┌─ Exercise inputs

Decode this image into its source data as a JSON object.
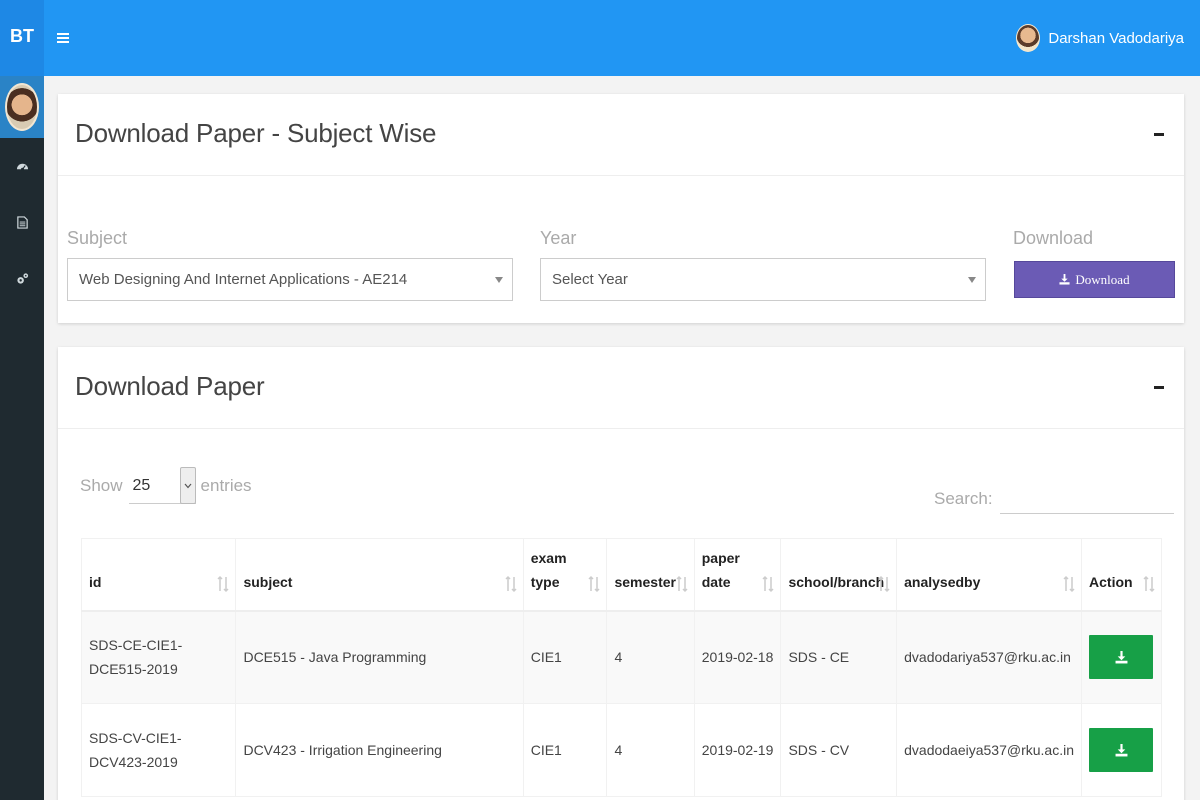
{
  "brand": "BT",
  "user": {
    "name": "Darshan Vadodariya"
  },
  "sidebar": {
    "items": [
      {
        "icon": "dashboard-icon"
      },
      {
        "icon": "document-icon"
      },
      {
        "icon": "settings-icon"
      }
    ]
  },
  "subject_card": {
    "title": "Download Paper - Subject Wise",
    "subject_label": "Subject",
    "subject_value": "Web Designing And Internet Applications - AE214",
    "year_label": "Year",
    "year_value": "Select Year",
    "download_label": "Download",
    "download_button": "Download"
  },
  "paper_card": {
    "title": "Download Paper",
    "show_label": "Show",
    "entries_value": "25",
    "entries_label": "entries",
    "search_label": "Search:",
    "columns": {
      "id": "id",
      "subject": "subject",
      "exam_type_1": "exam",
      "exam_type_2": "type",
      "semester": "semester",
      "paper_date_1": "paper",
      "paper_date_2": "date",
      "school_branch": "school/branch",
      "analysedby": "analysedby",
      "action": "Action"
    },
    "rows": [
      {
        "id_1": "SDS-CE-CIE1-",
        "id_2": "DCE515-2019",
        "subject": "DCE515 - Java Programming",
        "exam_type": "CIE1",
        "semester": "4",
        "paper_date": "2019-02-18",
        "school_branch": "SDS - CE",
        "analysedby": "dvadodariya537@rku.ac.in"
      },
      {
        "id_1": "SDS-CV-CIE1-",
        "id_2": "DCV423-2019",
        "subject": "DCV423 - Irrigation Engineering",
        "exam_type": "CIE1",
        "semester": "4",
        "paper_date": "2019-02-19",
        "school_branch": "SDS - CV",
        "analysedby": "dvadodaeiya537@rku.ac.in"
      }
    ]
  },
  "colors": {
    "topbar": "#2196f3",
    "sidebar": "#1f2a30",
    "download_button": "#6b5bb5",
    "row_download": "#17a047"
  }
}
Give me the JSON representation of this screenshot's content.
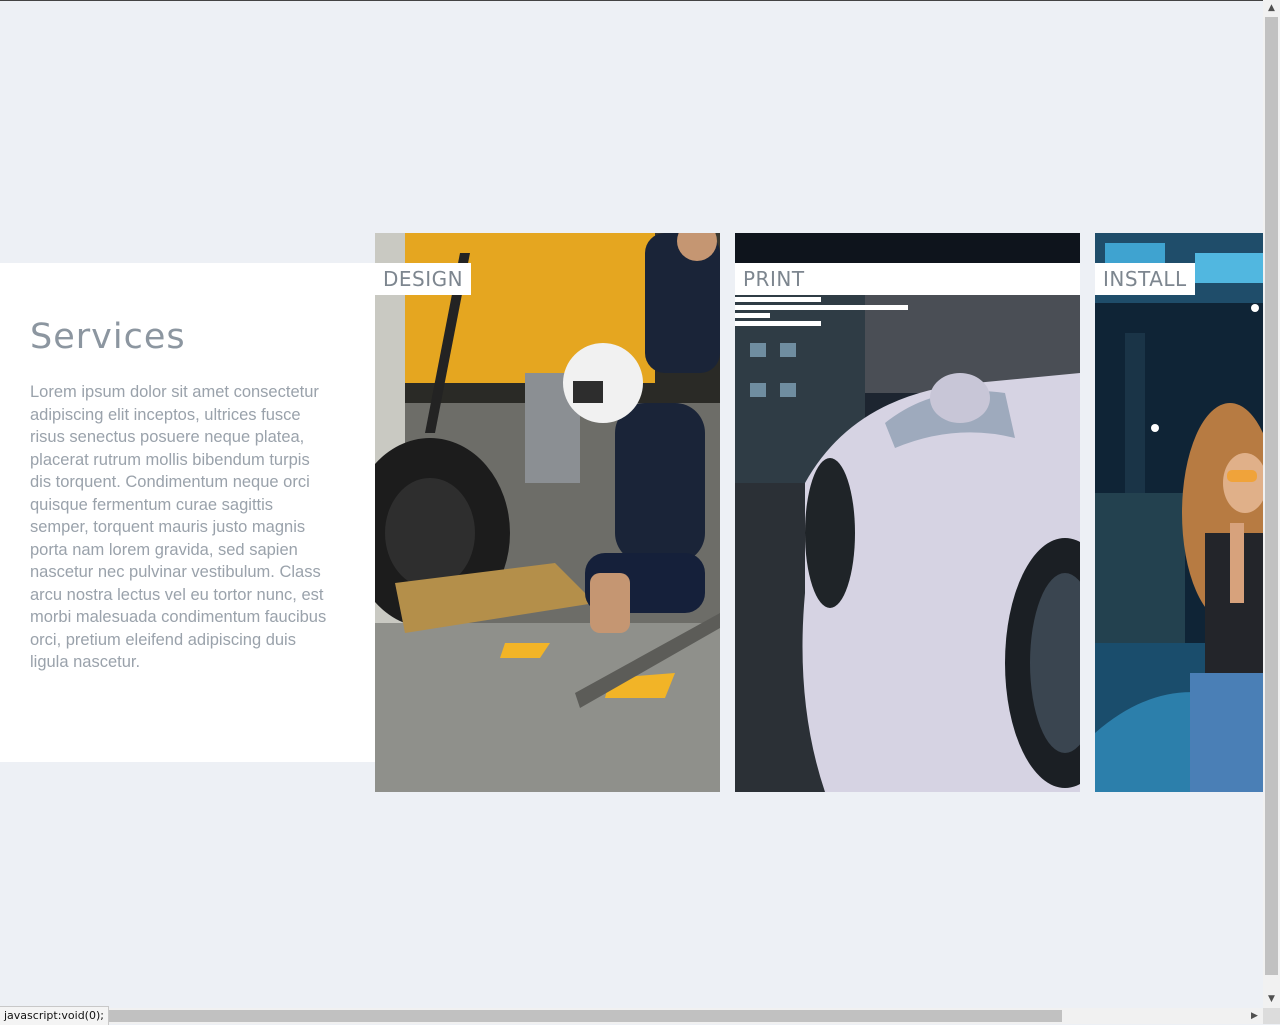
{
  "services": {
    "title": "Services",
    "body": "Lorem ipsum dolor sit amet consectetur adipiscing elit inceptos, ultrices fusce risus senectus posuere neque platea, placerat rutrum mollis bibendum turpis dis torquent. Condimentum neque orci quisque fermentum curae sagittis semper, torquent mauris justo magnis porta nam lorem gravida, sed sapien nascetur nec pulvinar vestibulum. Class arcu nostra lectus vel eu tortor nunc, est morbi malesuada condimentum faucibus orci, pretium eleifend adipiscing duis ligula nascetur."
  },
  "cards": [
    {
      "label": "DESIGN",
      "photo": "pit-crew-racing-photo"
    },
    {
      "label": "PRINT",
      "photo": "white-sports-car-photo"
    },
    {
      "label": "INSTALL",
      "photo": "woman-neon-street-photo"
    }
  ],
  "status_bar": {
    "text": "javascript:void(0);"
  },
  "colors": {
    "page_background": "#edf0f5",
    "panel_background": "#ffffff",
    "title_text": "#8c96a0",
    "body_text": "#9aa2ab",
    "label_text": "#7d868f"
  }
}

└─

Omit the pictures and reproduce the listing exactly.

# Full solution:
Decode this image into its source data as a JSON object.
{
  "brand": "BT",
  "user": {
    "name": "Darshan Vadodariya"
  },
  "sidebar": {
    "items": [
      {
        "icon": "dashboard-icon"
      },
      {
        "icon": "document-icon"
      },
      {
        "icon": "settings-icon"
      }
    ]
  },
  "subject_card": {
    "title": "Download Paper - Subject Wise",
    "subject_label": "Subject",
    "subject_value": "Web Designing And Internet Applications - AE214",
    "year_label": "Year",
    "year_value": "Select Year",
    "download_label": "Download",
    "download_button": "Download"
  },
  "paper_card": {
    "title": "Download Paper",
    "show_label": "Show",
    "entries_value": "25",
    "entries_label": "entries",
    "search_label": "Search:",
    "columns": {
      "id": "id",
      "subject": "subject",
      "exam_type_1": "exam",
      "exam_type_2": "type",
      "semester": "semester",
      "paper_date_1": "paper",
      "paper_date_2": "date",
      "school_branch": "school/branch",
      "analysedby": "analysedby",
      "action": "Action"
    },
    "rows": [
      {
        "id_1": "SDS-CE-CIE1-",
        "id_2": "DCE515-2019",
        "subject": "DCE515 - Java Programming",
        "exam_type": "CIE1",
        "semester": "4",
        "paper_date": "2019-02-18",
        "school_branch": "SDS - CE",
        "analysedby": "dvadodariya537@rku.ac.in"
      },
      {
        "id_1": "SDS-CV-CIE1-",
        "id_2": "DCV423-2019",
        "subject": "DCV423 - Irrigation Engineering",
        "exam_type": "CIE1",
        "semester": "4",
        "paper_date": "2019-02-19",
        "school_branch": "SDS - CV",
        "analysedby": "dvadodaeiya537@rku.ac.in"
      }
    ]
  },
  "colors": {
    "topbar": "#2196f3",
    "sidebar": "#1f2a30",
    "download_button": "#6b5bb5",
    "row_download": "#17a047"
  }
}
Give me the JSON representation of this screenshot's content.
{
  "services": {
    "title": "Services",
    "body": "Lorem ipsum dolor sit amet consectetur adipiscing elit inceptos, ultrices fusce risus senectus posuere neque platea, placerat rutrum mollis bibendum turpis dis torquent. Condimentum neque orci quisque fermentum curae sagittis semper, torquent mauris justo magnis porta nam lorem gravida, sed sapien nascetur nec pulvinar vestibulum. Class arcu nostra lectus vel eu tortor nunc, est morbi malesuada condimentum faucibus orci, pretium eleifend adipiscing duis ligula nascetur."
  },
  "cards": [
    {
      "label": "DESIGN",
      "photo": "pit-crew-racing-photo"
    },
    {
      "label": "PRINT",
      "photo": "white-sports-car-photo"
    },
    {
      "label": "INSTALL",
      "photo": "woman-neon-street-photo"
    }
  ],
  "status_bar": {
    "text": "javascript:void(0);"
  },
  "colors": {
    "page_background": "#edf0f5",
    "panel_background": "#ffffff",
    "title_text": "#8c96a0",
    "body_text": "#9aa2ab",
    "label_text": "#7d868f"
  }
}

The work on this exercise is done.